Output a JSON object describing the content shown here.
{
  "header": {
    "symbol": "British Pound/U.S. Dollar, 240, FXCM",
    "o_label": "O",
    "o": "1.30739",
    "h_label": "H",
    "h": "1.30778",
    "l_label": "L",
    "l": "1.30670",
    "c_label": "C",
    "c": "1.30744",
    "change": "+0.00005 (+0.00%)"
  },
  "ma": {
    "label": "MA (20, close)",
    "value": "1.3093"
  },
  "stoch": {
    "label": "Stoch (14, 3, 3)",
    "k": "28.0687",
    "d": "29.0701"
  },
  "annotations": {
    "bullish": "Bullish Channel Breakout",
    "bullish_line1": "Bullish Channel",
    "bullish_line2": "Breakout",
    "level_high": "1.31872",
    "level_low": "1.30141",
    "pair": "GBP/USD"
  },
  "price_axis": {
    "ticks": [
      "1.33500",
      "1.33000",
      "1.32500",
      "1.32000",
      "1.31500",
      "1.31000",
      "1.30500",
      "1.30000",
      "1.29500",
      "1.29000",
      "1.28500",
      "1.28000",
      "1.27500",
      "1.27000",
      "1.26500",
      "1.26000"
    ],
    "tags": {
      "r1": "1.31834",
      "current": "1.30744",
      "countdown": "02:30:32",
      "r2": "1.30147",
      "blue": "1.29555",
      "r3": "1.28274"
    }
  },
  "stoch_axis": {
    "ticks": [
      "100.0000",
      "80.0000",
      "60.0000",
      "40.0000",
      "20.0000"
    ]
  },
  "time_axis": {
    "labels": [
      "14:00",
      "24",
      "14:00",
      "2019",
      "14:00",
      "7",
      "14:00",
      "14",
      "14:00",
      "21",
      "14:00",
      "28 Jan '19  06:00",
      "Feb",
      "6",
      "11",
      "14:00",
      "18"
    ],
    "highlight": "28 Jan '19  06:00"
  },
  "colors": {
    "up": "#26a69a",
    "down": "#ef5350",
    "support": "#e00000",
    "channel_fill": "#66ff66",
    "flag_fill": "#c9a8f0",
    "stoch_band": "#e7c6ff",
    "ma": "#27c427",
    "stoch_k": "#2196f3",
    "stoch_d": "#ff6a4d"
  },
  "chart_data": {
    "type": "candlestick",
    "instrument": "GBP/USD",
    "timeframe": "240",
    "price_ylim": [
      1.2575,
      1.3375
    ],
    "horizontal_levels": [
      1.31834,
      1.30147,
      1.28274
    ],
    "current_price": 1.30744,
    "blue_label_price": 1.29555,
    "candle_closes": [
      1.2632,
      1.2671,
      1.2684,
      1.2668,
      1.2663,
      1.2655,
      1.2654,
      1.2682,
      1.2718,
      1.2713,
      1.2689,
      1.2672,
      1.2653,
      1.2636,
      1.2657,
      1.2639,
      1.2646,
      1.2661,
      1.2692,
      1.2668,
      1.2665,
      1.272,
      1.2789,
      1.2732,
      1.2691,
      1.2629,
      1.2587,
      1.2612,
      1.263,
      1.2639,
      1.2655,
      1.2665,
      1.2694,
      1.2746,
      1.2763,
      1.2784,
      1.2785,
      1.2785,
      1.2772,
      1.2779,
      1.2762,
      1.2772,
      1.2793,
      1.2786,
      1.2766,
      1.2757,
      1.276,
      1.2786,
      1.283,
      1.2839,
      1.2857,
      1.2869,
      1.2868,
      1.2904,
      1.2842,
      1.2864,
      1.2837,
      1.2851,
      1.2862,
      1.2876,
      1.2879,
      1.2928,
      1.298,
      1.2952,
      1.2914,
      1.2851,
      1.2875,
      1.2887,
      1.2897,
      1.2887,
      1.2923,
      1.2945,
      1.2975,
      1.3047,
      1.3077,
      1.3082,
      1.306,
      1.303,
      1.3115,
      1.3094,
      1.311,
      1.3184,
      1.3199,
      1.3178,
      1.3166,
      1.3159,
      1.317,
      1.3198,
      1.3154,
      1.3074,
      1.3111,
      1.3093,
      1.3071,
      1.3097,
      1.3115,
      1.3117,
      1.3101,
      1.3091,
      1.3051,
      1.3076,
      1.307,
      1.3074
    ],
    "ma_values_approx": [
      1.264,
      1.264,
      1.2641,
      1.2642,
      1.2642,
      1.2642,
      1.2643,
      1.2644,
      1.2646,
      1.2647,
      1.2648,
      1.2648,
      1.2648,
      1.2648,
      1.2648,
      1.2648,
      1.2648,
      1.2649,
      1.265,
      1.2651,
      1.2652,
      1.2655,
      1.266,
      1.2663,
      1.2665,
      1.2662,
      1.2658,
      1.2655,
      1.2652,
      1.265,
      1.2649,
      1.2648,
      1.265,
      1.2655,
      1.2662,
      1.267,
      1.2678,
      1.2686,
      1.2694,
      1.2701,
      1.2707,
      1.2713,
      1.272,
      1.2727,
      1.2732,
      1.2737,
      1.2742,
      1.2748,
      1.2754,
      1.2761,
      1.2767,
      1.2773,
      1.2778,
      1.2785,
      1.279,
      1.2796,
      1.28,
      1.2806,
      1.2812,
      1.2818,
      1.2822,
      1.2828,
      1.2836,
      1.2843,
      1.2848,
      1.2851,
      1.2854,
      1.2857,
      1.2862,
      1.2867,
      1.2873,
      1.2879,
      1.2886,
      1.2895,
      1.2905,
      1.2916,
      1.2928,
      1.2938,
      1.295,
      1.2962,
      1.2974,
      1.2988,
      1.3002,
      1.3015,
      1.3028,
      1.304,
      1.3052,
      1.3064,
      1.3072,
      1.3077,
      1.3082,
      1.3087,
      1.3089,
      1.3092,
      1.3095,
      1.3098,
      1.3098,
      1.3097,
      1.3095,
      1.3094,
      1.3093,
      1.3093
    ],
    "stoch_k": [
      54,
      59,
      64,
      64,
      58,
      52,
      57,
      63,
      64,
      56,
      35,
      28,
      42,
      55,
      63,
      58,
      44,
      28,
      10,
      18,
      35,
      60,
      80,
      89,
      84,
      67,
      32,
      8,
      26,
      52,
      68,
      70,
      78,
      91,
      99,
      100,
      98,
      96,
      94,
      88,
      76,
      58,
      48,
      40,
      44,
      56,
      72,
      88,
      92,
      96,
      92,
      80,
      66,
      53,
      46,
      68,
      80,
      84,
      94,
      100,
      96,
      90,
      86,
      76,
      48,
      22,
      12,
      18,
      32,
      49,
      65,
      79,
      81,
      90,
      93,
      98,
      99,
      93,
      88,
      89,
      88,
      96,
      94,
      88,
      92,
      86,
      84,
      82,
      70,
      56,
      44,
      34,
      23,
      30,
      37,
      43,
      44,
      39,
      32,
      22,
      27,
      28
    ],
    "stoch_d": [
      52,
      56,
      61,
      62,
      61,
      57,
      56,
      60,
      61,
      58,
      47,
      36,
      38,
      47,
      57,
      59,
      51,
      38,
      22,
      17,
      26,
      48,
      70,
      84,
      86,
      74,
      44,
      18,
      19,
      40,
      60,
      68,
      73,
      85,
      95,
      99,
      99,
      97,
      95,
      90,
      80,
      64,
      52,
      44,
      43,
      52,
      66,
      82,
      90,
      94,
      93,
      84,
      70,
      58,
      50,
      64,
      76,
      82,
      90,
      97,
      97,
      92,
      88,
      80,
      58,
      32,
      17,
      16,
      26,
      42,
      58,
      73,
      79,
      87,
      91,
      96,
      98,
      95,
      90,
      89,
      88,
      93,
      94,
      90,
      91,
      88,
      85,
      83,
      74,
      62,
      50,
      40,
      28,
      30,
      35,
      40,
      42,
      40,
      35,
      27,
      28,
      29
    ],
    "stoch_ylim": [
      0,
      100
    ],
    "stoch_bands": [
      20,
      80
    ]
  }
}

● Aim of the task
Faithfully transcribe the whole of the data.

● Exercise solution
Output a JSON object describing the content shown here.
{
  "header": {
    "symbol": "British Pound/U.S. Dollar, 240, FXCM",
    "o_label": "O",
    "o": "1.30739",
    "h_label": "H",
    "h": "1.30778",
    "l_label": "L",
    "l": "1.30670",
    "c_label": "C",
    "c": "1.30744",
    "change": "+0.00005 (+0.00%)"
  },
  "ma": {
    "label": "MA (20, close)",
    "value": "1.3093"
  },
  "stoch": {
    "label": "Stoch (14, 3, 3)",
    "k": "28.0687",
    "d": "29.0701"
  },
  "annotations": {
    "bullish": "Bullish Channel Breakout",
    "bullish_line1": "Bullish Channel",
    "bullish_line2": "Breakout",
    "level_high": "1.31872",
    "level_low": "1.30141",
    "pair": "GBP/USD"
  },
  "price_axis": {
    "ticks": [
      "1.33500",
      "1.33000",
      "1.32500",
      "1.32000",
      "1.31500",
      "1.31000",
      "1.30500",
      "1.30000",
      "1.29500",
      "1.29000",
      "1.28500",
      "1.28000",
      "1.27500",
      "1.27000",
      "1.26500",
      "1.26000"
    ],
    "tags": {
      "r1": "1.31834",
      "current": "1.30744",
      "countdown": "02:30:32",
      "r2": "1.30147",
      "blue": "1.29555",
      "r3": "1.28274"
    }
  },
  "stoch_axis": {
    "ticks": [
      "100.0000",
      "80.0000",
      "60.0000",
      "40.0000",
      "20.0000"
    ]
  },
  "time_axis": {
    "labels": [
      "14:00",
      "24",
      "14:00",
      "2019",
      "14:00",
      "7",
      "14:00",
      "14",
      "14:00",
      "21",
      "14:00",
      "28 Jan '19  06:00",
      "Feb",
      "6",
      "11",
      "14:00",
      "18"
    ],
    "highlight": "28 Jan '19  06:00"
  },
  "colors": {
    "up": "#26a69a",
    "down": "#ef5350",
    "support": "#e00000",
    "channel_fill": "#66ff66",
    "flag_fill": "#c9a8f0",
    "stoch_band": "#e7c6ff",
    "ma": "#27c427",
    "stoch_k": "#2196f3",
    "stoch_d": "#ff6a4d"
  },
  "chart_data": {
    "type": "candlestick",
    "instrument": "GBP/USD",
    "timeframe": "240",
    "price_ylim": [
      1.2575,
      1.3375
    ],
    "horizontal_levels": [
      1.31834,
      1.30147,
      1.28274
    ],
    "current_price": 1.30744,
    "blue_label_price": 1.29555,
    "candle_closes": [
      1.2632,
      1.2671,
      1.2684,
      1.2668,
      1.2663,
      1.2655,
      1.2654,
      1.2682,
      1.2718,
      1.2713,
      1.2689,
      1.2672,
      1.2653,
      1.2636,
      1.2657,
      1.2639,
      1.2646,
      1.2661,
      1.2692,
      1.2668,
      1.2665,
      1.272,
      1.2789,
      1.2732,
      1.2691,
      1.2629,
      1.2587,
      1.2612,
      1.263,
      1.2639,
      1.2655,
      1.2665,
      1.2694,
      1.2746,
      1.2763,
      1.2784,
      1.2785,
      1.2785,
      1.2772,
      1.2779,
      1.2762,
      1.2772,
      1.2793,
      1.2786,
      1.2766,
      1.2757,
      1.276,
      1.2786,
      1.283,
      1.2839,
      1.2857,
      1.2869,
      1.2868,
      1.2904,
      1.2842,
      1.2864,
      1.2837,
      1.2851,
      1.2862,
      1.2876,
      1.2879,
      1.2928,
      1.298,
      1.2952,
      1.2914,
      1.2851,
      1.2875,
      1.2887,
      1.2897,
      1.2887,
      1.2923,
      1.2945,
      1.2975,
      1.3047,
      1.3077,
      1.3082,
      1.306,
      1.303,
      1.3115,
      1.3094,
      1.311,
      1.3184,
      1.3199,
      1.3178,
      1.3166,
      1.3159,
      1.317,
      1.3198,
      1.3154,
      1.3074,
      1.3111,
      1.3093,
      1.3071,
      1.3097,
      1.3115,
      1.3117,
      1.3101,
      1.3091,
      1.3051,
      1.3076,
      1.307,
      1.3074
    ],
    "ma_values_approx": [
      1.264,
      1.264,
      1.2641,
      1.2642,
      1.2642,
      1.2642,
      1.2643,
      1.2644,
      1.2646,
      1.2647,
      1.2648,
      1.2648,
      1.2648,
      1.2648,
      1.2648,
      1.2648,
      1.2648,
      1.2649,
      1.265,
      1.2651,
      1.2652,
      1.2655,
      1.266,
      1.2663,
      1.2665,
      1.2662,
      1.2658,
      1.2655,
      1.2652,
      1.265,
      1.2649,
      1.2648,
      1.265,
      1.2655,
      1.2662,
      1.267,
      1.2678,
      1.2686,
      1.2694,
      1.2701,
      1.2707,
      1.2713,
      1.272,
      1.2727,
      1.2732,
      1.2737,
      1.2742,
      1.2748,
      1.2754,
      1.2761,
      1.2767,
      1.2773,
      1.2778,
      1.2785,
      1.279,
      1.2796,
      1.28,
      1.2806,
      1.2812,
      1.2818,
      1.2822,
      1.2828,
      1.2836,
      1.2843,
      1.2848,
      1.2851,
      1.2854,
      1.2857,
      1.2862,
      1.2867,
      1.2873,
      1.2879,
      1.2886,
      1.2895,
      1.2905,
      1.2916,
      1.2928,
      1.2938,
      1.295,
      1.2962,
      1.2974,
      1.2988,
      1.3002,
      1.3015,
      1.3028,
      1.304,
      1.3052,
      1.3064,
      1.3072,
      1.3077,
      1.3082,
      1.3087,
      1.3089,
      1.3092,
      1.3095,
      1.3098,
      1.3098,
      1.3097,
      1.3095,
      1.3094,
      1.3093,
      1.3093
    ],
    "stoch_k": [
      54,
      59,
      64,
      64,
      58,
      52,
      57,
      63,
      64,
      56,
      35,
      28,
      42,
      55,
      63,
      58,
      44,
      28,
      10,
      18,
      35,
      60,
      80,
      89,
      84,
      67,
      32,
      8,
      26,
      52,
      68,
      70,
      78,
      91,
      99,
      100,
      98,
      96,
      94,
      88,
      76,
      58,
      48,
      40,
      44,
      56,
      72,
      88,
      92,
      96,
      92,
      80,
      66,
      53,
      46,
      68,
      80,
      84,
      94,
      100,
      96,
      90,
      86,
      76,
      48,
      22,
      12,
      18,
      32,
      49,
      65,
      79,
      81,
      90,
      93,
      98,
      99,
      93,
      88,
      89,
      88,
      96,
      94,
      88,
      92,
      86,
      84,
      82,
      70,
      56,
      44,
      34,
      23,
      30,
      37,
      43,
      44,
      39,
      32,
      22,
      27,
      28
    ],
    "stoch_d": [
      52,
      56,
      61,
      62,
      61,
      57,
      56,
      60,
      61,
      58,
      47,
      36,
      38,
      47,
      57,
      59,
      51,
      38,
      22,
      17,
      26,
      48,
      70,
      84,
      86,
      74,
      44,
      18,
      19,
      40,
      60,
      68,
      73,
      85,
      95,
      99,
      99,
      97,
      95,
      90,
      80,
      64,
      52,
      44,
      43,
      52,
      66,
      82,
      90,
      94,
      93,
      84,
      70,
      58,
      50,
      64,
      76,
      82,
      90,
      97,
      97,
      92,
      88,
      80,
      58,
      32,
      17,
      16,
      26,
      42,
      58,
      73,
      79,
      87,
      91,
      96,
      98,
      95,
      90,
      89,
      88,
      93,
      94,
      90,
      91,
      88,
      85,
      83,
      74,
      62,
      50,
      40,
      28,
      30,
      35,
      40,
      42,
      40,
      35,
      27,
      28,
      29
    ],
    "stoch_ylim": [
      0,
      100
    ],
    "stoch_bands": [
      20,
      80
    ]
  }
}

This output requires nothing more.